[Records about charts and figures]
--- begin ---
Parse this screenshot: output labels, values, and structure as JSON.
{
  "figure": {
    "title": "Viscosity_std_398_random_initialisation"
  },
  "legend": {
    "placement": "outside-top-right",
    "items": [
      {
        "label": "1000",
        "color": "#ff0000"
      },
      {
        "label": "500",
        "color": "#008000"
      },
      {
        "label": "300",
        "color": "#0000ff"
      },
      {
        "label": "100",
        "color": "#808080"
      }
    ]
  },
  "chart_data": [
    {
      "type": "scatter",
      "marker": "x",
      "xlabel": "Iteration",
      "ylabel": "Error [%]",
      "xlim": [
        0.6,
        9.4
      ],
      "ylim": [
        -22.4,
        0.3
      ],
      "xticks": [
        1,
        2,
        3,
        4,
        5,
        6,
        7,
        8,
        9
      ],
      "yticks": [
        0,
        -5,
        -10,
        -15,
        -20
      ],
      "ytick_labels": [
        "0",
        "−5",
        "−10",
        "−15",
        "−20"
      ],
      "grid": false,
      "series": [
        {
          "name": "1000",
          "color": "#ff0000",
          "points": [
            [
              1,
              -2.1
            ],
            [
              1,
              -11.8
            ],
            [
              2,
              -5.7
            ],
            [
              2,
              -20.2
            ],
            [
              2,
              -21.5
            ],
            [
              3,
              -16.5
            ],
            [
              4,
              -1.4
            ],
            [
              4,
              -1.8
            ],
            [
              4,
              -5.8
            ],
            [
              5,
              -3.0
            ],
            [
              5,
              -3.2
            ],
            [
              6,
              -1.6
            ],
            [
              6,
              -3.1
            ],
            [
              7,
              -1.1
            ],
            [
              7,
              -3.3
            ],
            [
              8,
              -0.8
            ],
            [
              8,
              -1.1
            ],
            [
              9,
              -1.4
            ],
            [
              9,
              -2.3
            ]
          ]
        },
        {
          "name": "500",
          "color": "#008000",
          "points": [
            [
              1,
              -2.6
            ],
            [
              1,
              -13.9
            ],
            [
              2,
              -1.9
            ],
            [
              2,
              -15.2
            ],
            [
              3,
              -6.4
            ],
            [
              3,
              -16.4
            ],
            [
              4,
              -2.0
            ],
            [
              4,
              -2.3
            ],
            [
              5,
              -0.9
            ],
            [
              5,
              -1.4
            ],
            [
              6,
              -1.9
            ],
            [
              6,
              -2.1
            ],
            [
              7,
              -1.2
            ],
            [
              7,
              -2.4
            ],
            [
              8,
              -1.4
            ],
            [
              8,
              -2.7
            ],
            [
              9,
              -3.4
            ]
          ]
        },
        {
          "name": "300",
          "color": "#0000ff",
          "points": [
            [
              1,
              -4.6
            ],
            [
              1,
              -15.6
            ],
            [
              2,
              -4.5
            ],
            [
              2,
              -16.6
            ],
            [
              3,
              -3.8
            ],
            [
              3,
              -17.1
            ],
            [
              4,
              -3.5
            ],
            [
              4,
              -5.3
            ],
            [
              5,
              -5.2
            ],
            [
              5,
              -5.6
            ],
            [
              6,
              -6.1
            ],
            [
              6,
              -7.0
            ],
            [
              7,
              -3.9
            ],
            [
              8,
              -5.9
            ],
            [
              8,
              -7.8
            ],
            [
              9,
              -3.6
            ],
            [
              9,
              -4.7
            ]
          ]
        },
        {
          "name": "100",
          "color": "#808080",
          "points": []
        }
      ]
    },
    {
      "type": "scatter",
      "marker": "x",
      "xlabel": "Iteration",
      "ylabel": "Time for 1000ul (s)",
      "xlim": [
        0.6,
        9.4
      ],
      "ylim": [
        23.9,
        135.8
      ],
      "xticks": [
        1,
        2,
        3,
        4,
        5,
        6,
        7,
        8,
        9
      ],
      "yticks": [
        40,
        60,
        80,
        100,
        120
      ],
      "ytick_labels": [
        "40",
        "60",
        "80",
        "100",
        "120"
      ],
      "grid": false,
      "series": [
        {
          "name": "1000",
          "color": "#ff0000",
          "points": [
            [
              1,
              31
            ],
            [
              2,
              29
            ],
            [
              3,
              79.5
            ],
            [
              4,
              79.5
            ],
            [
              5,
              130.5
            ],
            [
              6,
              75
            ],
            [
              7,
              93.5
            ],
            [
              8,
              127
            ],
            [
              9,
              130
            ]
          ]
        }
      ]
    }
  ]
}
--- end ---
Task goal:
Exactly as they are written, print the entries again.

Solved exercise:
Parse this screenshot: output labels, values, and structure as JSON.
{
  "figure": {
    "title": "Viscosity_std_398_random_initialisation"
  },
  "legend": {
    "placement": "outside-top-right",
    "items": [
      {
        "label": "1000",
        "color": "#ff0000"
      },
      {
        "label": "500",
        "color": "#008000"
      },
      {
        "label": "300",
        "color": "#0000ff"
      },
      {
        "label": "100",
        "color": "#808080"
      }
    ]
  },
  "chart_data": [
    {
      "type": "scatter",
      "marker": "x",
      "xlabel": "Iteration",
      "ylabel": "Error [%]",
      "xlim": [
        0.6,
        9.4
      ],
      "ylim": [
        -22.4,
        0.3
      ],
      "xticks": [
        1,
        2,
        3,
        4,
        5,
        6,
        7,
        8,
        9
      ],
      "yticks": [
        0,
        -5,
        -10,
        -15,
        -20
      ],
      "ytick_labels": [
        "0",
        "−5",
        "−10",
        "−15",
        "−20"
      ],
      "grid": false,
      "series": [
        {
          "name": "1000",
          "color": "#ff0000",
          "points": [
            [
              1,
              -2.1
            ],
            [
              1,
              -11.8
            ],
            [
              2,
              -5.7
            ],
            [
              2,
              -20.2
            ],
            [
              2,
              -21.5
            ],
            [
              3,
              -16.5
            ],
            [
              4,
              -1.4
            ],
            [
              4,
              -1.8
            ],
            [
              4,
              -5.8
            ],
            [
              5,
              -3.0
            ],
            [
              5,
              -3.2
            ],
            [
              6,
              -1.6
            ],
            [
              6,
              -3.1
            ],
            [
              7,
              -1.1
            ],
            [
              7,
              -3.3
            ],
            [
              8,
              -0.8
            ],
            [
              8,
              -1.1
            ],
            [
              9,
              -1.4
            ],
            [
              9,
              -2.3
            ]
          ]
        },
        {
          "name": "500",
          "color": "#008000",
          "points": [
            [
              1,
              -2.6
            ],
            [
              1,
              -13.9
            ],
            [
              2,
              -1.9
            ],
            [
              2,
              -15.2
            ],
            [
              3,
              -6.4
            ],
            [
              3,
              -16.4
            ],
            [
              4,
              -2.0
            ],
            [
              4,
              -2.3
            ],
            [
              5,
              -0.9
            ],
            [
              5,
              -1.4
            ],
            [
              6,
              -1.9
            ],
            [
              6,
              -2.1
            ],
            [
              7,
              -1.2
            ],
            [
              7,
              -2.4
            ],
            [
              8,
              -1.4
            ],
            [
              8,
              -2.7
            ],
            [
              9,
              -3.4
            ]
          ]
        },
        {
          "name": "300",
          "color": "#0000ff",
          "points": [
            [
              1,
              -4.6
            ],
            [
              1,
              -15.6
            ],
            [
              2,
              -4.5
            ],
            [
              2,
              -16.6
            ],
            [
              3,
              -3.8
            ],
            [
              3,
              -17.1
            ],
            [
              4,
              -3.5
            ],
            [
              4,
              -5.3
            ],
            [
              5,
              -5.2
            ],
            [
              5,
              -5.6
            ],
            [
              6,
              -6.1
            ],
            [
              6,
              -7.0
            ],
            [
              7,
              -3.9
            ],
            [
              8,
              -5.9
            ],
            [
              8,
              -7.8
            ],
            [
              9,
              -3.6
            ],
            [
              9,
              -4.7
            ]
          ]
        },
        {
          "name": "100",
          "color": "#808080",
          "points": []
        }
      ]
    },
    {
      "type": "scatter",
      "marker": "x",
      "xlabel": "Iteration",
      "ylabel": "Time for 1000ul (s)",
      "xlim": [
        0.6,
        9.4
      ],
      "ylim": [
        23.9,
        135.8
      ],
      "xticks": [
        1,
        2,
        3,
        4,
        5,
        6,
        7,
        8,
        9
      ],
      "yticks": [
        40,
        60,
        80,
        100,
        120
      ],
      "ytick_labels": [
        "40",
        "60",
        "80",
        "100",
        "120"
      ],
      "grid": false,
      "series": [
        {
          "name": "1000",
          "color": "#ff0000",
          "points": [
            [
              1,
              31
            ],
            [
              2,
              29
            ],
            [
              3,
              79.5
            ],
            [
              4,
              79.5
            ],
            [
              5,
              130.5
            ],
            [
              6,
              75
            ],
            [
              7,
              93.5
            ],
            [
              8,
              127
            ],
            [
              9,
              130
            ]
          ]
        }
      ]
    }
  ]
}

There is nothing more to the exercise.